Copy out every line in the entries below that includes "initials".

━━━

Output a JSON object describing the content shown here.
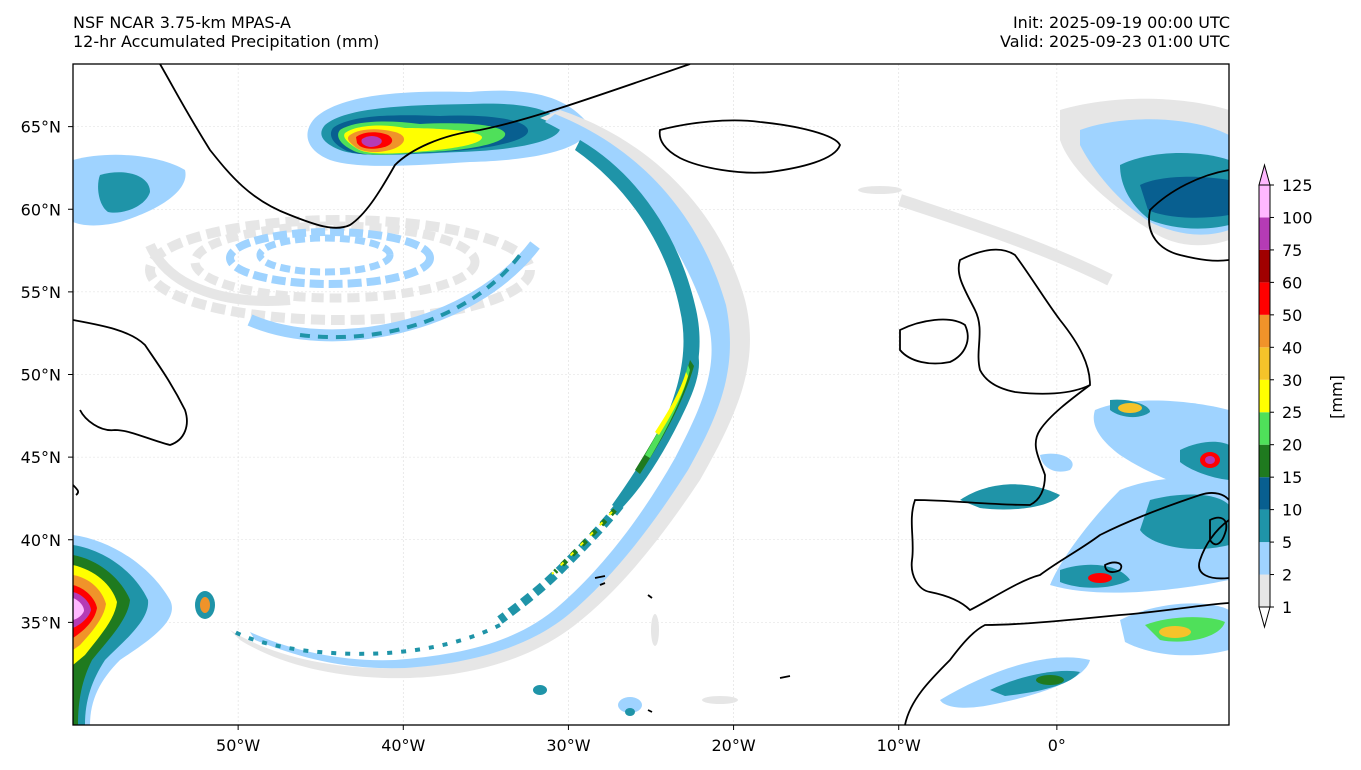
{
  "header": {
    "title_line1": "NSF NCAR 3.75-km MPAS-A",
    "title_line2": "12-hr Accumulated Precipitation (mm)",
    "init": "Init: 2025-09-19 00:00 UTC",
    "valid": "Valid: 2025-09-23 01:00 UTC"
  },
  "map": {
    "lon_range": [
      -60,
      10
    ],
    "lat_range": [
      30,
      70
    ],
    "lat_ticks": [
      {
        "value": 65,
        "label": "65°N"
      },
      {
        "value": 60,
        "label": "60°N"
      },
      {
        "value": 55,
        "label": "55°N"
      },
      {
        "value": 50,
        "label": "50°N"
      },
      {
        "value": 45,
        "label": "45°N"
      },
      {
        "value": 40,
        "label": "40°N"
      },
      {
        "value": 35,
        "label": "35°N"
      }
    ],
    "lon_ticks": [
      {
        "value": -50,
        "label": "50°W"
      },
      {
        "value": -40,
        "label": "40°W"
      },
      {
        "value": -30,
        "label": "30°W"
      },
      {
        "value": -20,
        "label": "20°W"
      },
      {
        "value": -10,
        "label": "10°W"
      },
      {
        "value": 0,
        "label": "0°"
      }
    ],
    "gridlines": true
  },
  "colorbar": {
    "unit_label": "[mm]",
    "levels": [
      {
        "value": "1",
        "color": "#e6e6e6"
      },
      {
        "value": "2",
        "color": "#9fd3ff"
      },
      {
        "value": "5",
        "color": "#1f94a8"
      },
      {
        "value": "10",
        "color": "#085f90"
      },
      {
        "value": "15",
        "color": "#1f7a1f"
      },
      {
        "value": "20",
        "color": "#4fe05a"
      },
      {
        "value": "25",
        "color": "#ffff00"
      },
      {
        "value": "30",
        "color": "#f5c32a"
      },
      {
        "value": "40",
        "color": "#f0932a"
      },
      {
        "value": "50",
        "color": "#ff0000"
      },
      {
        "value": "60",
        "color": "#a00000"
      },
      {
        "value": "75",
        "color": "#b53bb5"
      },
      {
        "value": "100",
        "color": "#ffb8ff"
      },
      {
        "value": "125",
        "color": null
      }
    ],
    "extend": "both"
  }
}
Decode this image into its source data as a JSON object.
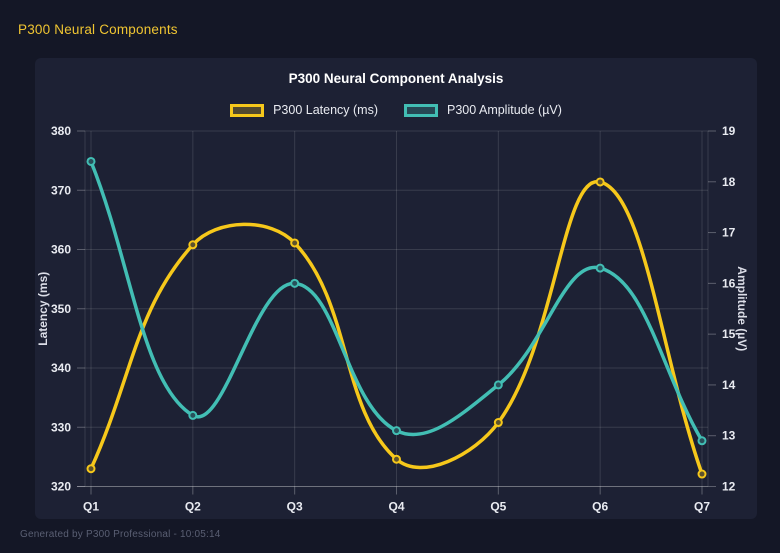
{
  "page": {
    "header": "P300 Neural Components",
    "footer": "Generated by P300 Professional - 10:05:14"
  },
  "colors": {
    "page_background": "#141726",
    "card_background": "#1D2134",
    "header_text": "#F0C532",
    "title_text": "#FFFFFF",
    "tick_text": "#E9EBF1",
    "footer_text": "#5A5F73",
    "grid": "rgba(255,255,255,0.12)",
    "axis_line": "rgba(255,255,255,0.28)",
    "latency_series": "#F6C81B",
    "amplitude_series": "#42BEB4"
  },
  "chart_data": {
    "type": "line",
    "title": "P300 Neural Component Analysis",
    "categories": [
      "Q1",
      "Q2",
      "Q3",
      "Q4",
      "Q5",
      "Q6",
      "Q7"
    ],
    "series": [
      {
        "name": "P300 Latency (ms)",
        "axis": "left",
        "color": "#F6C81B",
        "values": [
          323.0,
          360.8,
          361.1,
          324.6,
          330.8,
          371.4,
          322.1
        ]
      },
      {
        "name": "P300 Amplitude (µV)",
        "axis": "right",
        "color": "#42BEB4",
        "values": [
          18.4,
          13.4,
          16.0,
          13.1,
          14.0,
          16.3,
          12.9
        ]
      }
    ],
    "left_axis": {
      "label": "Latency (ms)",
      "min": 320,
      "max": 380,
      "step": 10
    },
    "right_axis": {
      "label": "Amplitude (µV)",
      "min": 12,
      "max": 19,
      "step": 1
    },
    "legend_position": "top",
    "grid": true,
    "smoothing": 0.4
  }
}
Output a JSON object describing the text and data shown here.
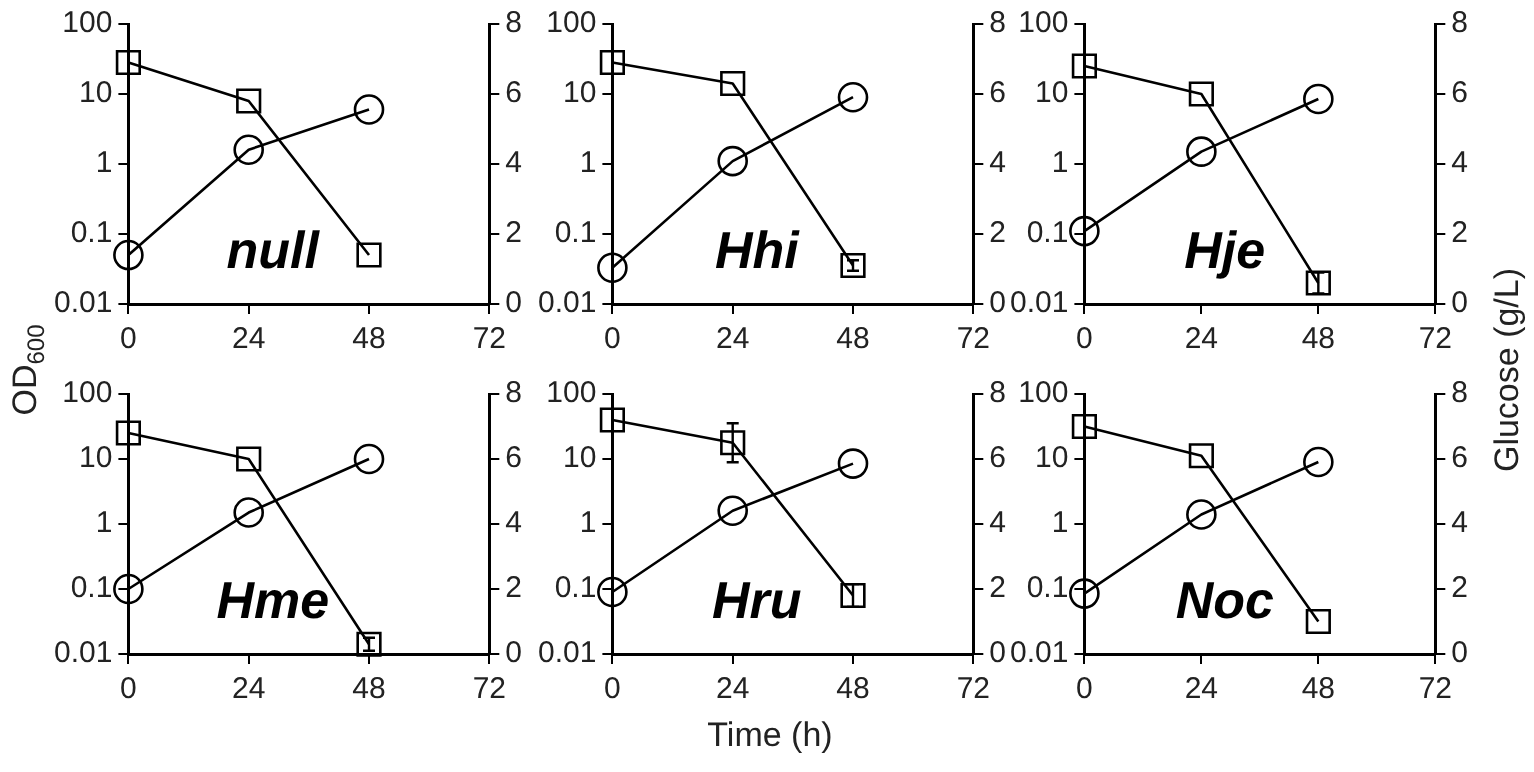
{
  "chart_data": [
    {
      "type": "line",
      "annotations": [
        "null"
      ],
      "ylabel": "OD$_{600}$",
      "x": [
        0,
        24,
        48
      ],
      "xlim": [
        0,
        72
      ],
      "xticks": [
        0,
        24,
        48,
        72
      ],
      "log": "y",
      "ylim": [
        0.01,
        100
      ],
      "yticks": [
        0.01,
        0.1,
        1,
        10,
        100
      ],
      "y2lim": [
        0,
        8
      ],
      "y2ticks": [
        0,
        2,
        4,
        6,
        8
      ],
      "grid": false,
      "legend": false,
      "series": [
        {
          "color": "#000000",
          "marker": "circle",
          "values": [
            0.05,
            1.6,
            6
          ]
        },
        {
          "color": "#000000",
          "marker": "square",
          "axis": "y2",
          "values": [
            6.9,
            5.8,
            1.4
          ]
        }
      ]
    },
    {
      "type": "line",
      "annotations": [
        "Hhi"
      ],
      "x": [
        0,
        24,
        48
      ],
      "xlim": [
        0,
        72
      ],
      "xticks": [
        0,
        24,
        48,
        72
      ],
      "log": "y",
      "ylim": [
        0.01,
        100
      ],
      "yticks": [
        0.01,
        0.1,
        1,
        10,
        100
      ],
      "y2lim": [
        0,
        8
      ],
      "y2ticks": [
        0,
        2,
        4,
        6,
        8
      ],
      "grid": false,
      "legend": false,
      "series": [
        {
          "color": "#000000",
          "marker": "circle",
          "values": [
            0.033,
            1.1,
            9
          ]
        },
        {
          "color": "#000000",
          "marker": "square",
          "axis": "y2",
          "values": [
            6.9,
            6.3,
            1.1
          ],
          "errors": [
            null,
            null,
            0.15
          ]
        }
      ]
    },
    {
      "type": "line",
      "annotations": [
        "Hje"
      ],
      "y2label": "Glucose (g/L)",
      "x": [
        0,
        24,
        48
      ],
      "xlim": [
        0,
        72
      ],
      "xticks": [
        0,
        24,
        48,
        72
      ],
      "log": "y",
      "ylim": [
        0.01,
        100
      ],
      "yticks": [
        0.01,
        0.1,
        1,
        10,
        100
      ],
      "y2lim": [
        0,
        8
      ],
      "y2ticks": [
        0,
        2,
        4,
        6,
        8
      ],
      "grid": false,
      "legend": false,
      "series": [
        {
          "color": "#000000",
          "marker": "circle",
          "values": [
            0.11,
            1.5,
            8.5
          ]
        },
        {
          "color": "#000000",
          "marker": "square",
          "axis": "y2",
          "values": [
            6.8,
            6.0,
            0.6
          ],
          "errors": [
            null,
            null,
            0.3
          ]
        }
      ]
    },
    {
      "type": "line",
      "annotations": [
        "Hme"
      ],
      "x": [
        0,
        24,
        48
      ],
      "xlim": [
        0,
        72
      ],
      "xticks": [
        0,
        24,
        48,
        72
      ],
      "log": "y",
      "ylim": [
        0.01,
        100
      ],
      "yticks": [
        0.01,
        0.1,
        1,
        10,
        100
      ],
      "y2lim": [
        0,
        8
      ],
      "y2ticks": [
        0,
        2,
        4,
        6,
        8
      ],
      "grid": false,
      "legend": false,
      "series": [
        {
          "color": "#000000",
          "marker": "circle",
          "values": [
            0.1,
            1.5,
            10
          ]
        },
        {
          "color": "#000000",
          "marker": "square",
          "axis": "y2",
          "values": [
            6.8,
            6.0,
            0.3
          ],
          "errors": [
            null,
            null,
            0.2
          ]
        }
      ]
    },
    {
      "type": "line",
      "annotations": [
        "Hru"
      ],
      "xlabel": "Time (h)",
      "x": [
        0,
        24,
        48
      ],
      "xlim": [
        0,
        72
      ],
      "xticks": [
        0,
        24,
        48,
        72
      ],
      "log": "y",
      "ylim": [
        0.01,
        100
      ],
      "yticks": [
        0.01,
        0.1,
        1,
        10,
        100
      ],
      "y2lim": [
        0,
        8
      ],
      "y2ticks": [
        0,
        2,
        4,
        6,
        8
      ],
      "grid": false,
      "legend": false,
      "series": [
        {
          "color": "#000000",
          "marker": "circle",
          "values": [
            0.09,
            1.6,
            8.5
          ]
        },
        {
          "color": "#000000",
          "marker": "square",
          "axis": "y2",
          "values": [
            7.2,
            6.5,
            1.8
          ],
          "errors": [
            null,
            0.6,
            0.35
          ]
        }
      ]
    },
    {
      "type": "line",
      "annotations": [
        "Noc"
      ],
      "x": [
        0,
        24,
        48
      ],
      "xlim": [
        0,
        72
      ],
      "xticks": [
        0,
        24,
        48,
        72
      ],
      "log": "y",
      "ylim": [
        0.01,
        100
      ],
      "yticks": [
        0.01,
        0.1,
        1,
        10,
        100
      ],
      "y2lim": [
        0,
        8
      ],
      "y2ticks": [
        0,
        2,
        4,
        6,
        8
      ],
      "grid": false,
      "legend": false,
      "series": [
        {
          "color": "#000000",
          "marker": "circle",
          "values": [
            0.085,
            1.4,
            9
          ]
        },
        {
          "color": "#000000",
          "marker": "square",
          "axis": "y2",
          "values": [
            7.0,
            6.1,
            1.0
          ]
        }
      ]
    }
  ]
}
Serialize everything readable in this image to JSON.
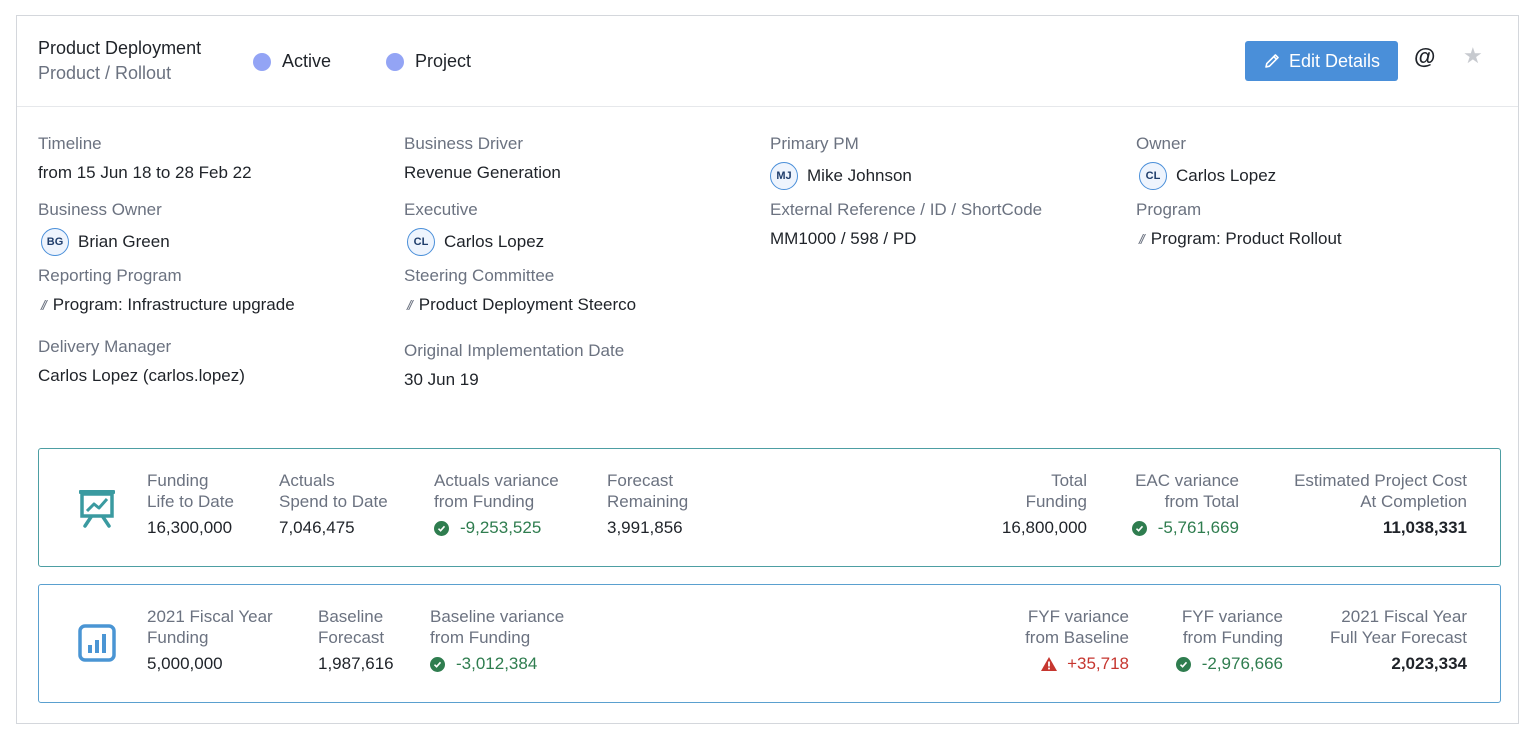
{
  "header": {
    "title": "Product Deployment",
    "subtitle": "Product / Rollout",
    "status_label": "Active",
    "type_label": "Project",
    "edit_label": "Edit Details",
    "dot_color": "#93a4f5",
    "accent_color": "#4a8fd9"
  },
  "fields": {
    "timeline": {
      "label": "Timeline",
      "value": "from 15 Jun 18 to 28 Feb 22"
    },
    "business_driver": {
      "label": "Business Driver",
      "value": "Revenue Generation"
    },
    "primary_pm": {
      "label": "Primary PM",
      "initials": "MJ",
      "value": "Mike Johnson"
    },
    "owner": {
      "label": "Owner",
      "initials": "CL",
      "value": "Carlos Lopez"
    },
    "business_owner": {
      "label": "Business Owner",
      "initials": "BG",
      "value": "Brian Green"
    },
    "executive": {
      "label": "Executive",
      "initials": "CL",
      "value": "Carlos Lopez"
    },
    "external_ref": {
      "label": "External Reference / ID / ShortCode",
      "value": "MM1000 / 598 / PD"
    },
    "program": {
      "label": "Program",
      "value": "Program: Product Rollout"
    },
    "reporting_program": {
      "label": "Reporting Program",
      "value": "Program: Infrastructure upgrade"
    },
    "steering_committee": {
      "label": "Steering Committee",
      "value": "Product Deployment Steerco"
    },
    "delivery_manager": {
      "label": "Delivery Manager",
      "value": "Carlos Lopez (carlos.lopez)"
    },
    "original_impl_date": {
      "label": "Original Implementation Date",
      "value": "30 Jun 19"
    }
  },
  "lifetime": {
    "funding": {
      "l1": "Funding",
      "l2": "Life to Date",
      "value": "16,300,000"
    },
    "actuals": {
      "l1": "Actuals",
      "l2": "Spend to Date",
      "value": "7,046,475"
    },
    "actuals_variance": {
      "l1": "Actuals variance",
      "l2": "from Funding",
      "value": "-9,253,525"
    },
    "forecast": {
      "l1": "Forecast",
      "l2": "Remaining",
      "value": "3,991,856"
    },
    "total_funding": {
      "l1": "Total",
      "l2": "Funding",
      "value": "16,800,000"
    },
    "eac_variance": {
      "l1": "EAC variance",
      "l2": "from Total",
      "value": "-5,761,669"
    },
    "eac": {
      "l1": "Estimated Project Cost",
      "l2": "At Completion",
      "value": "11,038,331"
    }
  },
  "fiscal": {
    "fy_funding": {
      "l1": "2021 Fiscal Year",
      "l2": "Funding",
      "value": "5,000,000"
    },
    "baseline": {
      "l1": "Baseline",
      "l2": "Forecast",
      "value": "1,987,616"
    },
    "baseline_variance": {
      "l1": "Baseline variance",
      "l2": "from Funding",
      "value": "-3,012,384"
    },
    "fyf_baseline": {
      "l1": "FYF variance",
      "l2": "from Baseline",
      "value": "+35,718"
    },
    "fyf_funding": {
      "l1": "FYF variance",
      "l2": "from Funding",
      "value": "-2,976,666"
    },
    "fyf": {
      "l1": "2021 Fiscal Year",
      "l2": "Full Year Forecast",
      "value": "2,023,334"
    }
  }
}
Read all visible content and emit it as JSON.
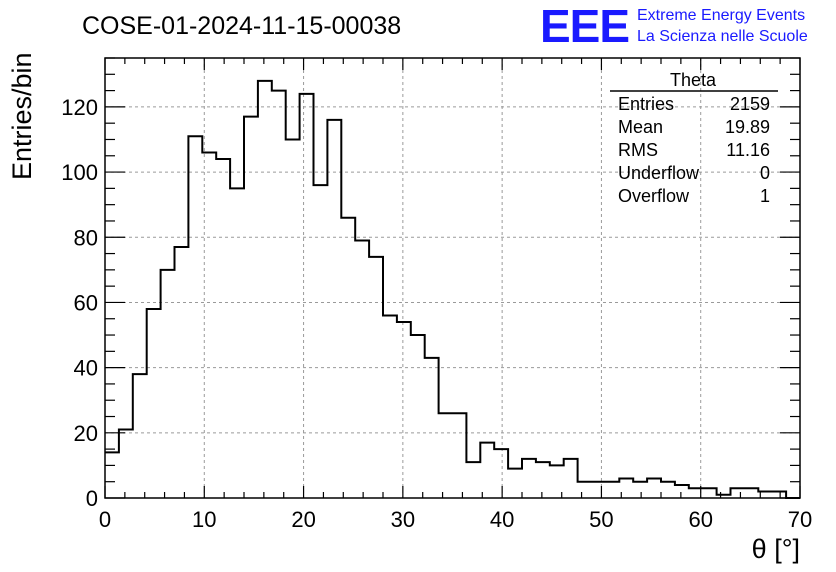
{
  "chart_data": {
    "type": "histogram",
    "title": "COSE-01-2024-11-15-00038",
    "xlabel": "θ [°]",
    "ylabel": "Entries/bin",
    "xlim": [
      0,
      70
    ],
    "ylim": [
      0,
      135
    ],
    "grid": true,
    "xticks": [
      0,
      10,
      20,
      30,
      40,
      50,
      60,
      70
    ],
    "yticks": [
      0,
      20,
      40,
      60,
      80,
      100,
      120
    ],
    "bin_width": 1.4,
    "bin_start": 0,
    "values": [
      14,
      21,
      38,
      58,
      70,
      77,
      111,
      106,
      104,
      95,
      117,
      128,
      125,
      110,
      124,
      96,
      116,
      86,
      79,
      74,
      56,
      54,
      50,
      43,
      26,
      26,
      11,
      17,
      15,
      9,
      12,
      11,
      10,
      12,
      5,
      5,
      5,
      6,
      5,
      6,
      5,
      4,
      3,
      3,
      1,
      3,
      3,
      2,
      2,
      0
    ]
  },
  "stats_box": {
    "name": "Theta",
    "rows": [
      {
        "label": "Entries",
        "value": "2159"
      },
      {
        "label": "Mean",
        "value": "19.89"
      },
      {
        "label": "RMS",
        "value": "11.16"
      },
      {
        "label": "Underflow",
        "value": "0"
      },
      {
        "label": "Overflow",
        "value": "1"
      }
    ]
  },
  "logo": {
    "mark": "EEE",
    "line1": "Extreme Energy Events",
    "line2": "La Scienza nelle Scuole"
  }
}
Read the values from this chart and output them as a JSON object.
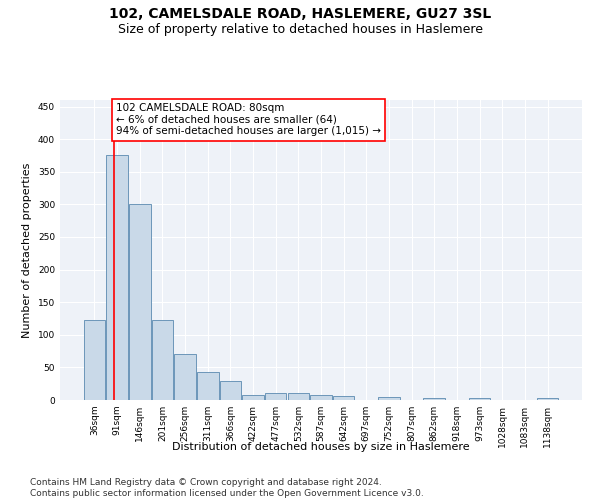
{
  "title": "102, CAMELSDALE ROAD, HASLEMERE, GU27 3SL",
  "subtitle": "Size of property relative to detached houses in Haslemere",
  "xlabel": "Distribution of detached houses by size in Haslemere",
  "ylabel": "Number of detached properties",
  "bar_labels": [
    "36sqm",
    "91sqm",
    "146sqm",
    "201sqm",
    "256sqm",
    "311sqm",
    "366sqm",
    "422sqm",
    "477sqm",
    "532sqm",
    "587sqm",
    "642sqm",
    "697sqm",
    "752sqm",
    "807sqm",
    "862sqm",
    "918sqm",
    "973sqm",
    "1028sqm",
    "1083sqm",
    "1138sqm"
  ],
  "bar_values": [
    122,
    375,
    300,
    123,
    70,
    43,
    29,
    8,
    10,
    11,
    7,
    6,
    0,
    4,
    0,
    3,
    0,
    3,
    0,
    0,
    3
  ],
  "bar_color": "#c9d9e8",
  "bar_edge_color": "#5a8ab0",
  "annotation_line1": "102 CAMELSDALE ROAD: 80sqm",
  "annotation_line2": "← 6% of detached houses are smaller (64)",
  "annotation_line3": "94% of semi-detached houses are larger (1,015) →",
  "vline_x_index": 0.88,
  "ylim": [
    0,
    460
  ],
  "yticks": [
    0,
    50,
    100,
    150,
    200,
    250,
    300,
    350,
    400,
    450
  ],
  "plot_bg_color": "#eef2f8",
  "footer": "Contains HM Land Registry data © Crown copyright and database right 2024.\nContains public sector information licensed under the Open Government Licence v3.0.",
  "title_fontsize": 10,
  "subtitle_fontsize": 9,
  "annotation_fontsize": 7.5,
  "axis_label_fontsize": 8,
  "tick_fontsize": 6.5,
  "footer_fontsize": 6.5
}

━━━

WORKED ANSWER:
      "initials": "MJ",
      "initials": "CL",
      "initials": "BG",
      "initials": "CL",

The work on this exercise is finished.